Exercise description
Only the lines from the one containing "Convert this document image to plain text." through the last line below should be written out, exactly and with both ends kept.

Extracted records
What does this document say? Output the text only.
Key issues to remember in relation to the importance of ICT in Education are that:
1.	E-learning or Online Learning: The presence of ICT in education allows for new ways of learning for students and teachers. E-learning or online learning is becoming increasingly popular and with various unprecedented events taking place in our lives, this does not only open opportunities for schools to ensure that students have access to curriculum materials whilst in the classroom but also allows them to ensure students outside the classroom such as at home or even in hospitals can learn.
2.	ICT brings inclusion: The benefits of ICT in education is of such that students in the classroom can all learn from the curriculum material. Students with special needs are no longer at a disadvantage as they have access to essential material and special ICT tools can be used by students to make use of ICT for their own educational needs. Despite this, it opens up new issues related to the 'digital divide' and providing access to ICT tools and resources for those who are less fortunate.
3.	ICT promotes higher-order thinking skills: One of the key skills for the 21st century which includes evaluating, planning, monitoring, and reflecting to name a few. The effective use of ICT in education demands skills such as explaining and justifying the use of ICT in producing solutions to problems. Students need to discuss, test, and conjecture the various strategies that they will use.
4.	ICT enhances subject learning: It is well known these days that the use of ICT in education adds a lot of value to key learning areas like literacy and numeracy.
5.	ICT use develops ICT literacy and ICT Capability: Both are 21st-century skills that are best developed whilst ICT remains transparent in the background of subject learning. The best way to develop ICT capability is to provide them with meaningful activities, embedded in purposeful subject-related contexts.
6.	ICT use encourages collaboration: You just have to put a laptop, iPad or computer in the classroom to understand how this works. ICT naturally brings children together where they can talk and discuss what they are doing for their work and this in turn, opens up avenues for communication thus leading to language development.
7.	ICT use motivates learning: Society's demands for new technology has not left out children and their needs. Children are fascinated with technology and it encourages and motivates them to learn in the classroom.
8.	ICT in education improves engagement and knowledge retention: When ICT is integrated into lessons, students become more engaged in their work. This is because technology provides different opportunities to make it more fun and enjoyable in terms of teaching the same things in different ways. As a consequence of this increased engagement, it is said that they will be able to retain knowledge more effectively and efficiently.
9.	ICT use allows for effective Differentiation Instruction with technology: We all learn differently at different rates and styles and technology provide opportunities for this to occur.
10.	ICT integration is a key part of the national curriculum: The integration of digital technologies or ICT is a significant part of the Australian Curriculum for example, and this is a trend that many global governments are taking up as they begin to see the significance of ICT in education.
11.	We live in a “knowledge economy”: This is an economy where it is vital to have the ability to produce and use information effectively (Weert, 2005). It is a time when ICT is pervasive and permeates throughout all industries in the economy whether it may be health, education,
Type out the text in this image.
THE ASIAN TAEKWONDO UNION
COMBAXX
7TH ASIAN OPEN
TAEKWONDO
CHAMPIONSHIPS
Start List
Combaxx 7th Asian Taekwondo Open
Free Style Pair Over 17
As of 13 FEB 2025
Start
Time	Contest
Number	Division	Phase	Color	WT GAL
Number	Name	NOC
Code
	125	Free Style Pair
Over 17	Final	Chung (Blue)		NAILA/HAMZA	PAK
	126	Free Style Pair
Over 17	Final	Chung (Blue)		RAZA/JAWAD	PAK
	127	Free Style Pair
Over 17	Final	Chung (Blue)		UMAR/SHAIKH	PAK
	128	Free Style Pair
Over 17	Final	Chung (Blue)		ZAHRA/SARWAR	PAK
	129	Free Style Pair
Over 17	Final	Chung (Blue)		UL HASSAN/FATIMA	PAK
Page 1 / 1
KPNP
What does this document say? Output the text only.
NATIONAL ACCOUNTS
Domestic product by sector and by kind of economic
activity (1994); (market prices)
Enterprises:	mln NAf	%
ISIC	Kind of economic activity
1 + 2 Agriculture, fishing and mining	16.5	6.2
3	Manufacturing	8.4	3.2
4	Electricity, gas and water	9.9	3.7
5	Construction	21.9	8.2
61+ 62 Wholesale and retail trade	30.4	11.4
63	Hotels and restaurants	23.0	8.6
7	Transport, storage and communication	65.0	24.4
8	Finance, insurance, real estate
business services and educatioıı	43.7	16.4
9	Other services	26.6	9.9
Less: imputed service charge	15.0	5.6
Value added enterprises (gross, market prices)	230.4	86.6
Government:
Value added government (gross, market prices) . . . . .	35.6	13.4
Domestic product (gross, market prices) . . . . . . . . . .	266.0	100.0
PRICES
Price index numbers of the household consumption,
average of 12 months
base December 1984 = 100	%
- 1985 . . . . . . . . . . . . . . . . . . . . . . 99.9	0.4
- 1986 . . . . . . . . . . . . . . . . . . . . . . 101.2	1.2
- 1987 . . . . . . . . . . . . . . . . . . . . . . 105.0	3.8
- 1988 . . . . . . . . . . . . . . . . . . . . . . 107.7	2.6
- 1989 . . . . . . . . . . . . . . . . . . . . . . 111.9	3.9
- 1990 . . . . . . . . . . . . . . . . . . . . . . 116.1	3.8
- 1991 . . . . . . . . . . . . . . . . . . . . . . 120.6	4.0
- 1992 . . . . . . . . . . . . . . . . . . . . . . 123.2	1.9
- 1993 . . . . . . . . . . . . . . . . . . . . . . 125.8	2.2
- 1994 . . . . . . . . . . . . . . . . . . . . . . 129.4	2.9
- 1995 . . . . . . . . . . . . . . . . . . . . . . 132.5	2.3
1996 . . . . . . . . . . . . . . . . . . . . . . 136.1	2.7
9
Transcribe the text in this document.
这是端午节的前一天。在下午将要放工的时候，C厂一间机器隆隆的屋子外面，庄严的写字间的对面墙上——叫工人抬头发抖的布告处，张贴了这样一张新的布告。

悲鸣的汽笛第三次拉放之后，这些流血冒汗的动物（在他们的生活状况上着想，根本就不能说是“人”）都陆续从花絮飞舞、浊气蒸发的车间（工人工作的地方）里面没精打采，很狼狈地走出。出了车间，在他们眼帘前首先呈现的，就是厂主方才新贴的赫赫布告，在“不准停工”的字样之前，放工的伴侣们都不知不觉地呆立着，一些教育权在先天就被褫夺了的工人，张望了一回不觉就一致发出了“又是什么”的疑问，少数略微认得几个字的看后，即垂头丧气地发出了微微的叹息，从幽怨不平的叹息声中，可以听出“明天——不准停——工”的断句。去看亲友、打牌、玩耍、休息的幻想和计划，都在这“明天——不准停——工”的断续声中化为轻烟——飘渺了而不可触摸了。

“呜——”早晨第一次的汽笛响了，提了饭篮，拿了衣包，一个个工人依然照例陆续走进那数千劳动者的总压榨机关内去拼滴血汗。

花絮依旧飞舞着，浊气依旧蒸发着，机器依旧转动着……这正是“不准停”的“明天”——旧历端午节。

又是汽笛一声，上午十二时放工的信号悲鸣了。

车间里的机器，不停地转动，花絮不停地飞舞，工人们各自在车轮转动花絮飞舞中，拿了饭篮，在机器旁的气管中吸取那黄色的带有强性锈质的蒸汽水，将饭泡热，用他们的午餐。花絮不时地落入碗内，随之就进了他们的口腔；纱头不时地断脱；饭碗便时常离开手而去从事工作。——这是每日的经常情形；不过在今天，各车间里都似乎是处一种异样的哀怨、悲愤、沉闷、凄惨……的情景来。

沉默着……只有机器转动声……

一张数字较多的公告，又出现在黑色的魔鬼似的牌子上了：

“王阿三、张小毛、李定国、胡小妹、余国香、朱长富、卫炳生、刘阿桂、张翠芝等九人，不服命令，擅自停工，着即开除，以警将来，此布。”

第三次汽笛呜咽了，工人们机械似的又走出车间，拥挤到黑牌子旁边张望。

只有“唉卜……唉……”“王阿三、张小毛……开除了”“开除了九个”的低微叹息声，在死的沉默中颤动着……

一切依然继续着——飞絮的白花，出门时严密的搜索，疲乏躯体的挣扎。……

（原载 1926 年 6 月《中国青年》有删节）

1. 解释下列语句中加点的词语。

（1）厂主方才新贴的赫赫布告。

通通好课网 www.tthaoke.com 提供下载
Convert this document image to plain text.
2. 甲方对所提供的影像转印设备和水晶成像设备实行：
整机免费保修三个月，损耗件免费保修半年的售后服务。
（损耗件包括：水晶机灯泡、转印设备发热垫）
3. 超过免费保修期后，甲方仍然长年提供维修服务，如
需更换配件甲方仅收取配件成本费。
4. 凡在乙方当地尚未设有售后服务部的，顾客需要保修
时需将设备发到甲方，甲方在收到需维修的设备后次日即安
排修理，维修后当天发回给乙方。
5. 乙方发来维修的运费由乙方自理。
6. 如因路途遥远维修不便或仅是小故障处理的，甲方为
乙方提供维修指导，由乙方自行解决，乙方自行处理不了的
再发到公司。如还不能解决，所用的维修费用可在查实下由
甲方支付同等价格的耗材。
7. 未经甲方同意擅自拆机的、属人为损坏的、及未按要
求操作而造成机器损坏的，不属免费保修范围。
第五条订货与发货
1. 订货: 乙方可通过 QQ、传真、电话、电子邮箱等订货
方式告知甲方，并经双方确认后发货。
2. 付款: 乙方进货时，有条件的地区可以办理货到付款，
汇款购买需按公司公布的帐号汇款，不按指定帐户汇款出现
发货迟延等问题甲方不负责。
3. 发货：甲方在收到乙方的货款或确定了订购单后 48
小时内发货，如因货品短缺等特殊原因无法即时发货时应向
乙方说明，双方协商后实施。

Complete output
Convert this document image to plain text.
2. 甲方对所提供的影像转印设备和水晶成像设备实行：
整机免费保修三个月，损耗件免费保修半年的售后服务。
（损耗件包括：水晶机灯泡、转印设备发热垫）
3. 超过免费保修期后，甲方仍然长年提供维修服务，如
需更换配件甲方仅收取配件成本费。
4. 凡在乙方当地尚未设有售后服务部的，顾客需要保修
时需将设备发到甲方，甲方在收到需维修的设备后次日即安
排修理，维修后当天发回给乙方。
5. 乙方发来维修的运费由乙方自理。
6. 如因路途遥远维修不便或仅是小故障处理的，甲方为
乙方提供维修指导，由乙方自行解决，乙方自行处理不了的
再发到公司。如还不能解决，所用的维修费用可在查实下由
甲方支付同等价格的耗材。
7. 未经甲方同意擅自拆机的、属人为损坏的、及未按要
求操作而造成机器损坏的，不属免费保修范围。
第五条订货与发货
1. 订货: 乙方可通过 QQ、传真、电话、电子邮箱等订货
方式告知甲方，并经双方确认后发货。
2. 付款: 乙方进货时，有条件的地区可以办理货到付款，
汇款购买需按公司公布的帐号汇款，不按指定帐户汇款出现
发货迟延等问题甲方不负责。
3. 发货：甲方在收到乙方的货款或确定了订购单后 48
小时内发货，如因货品短缺等特殊原因无法即时发货时应向
乙方说明，双方协商后实施。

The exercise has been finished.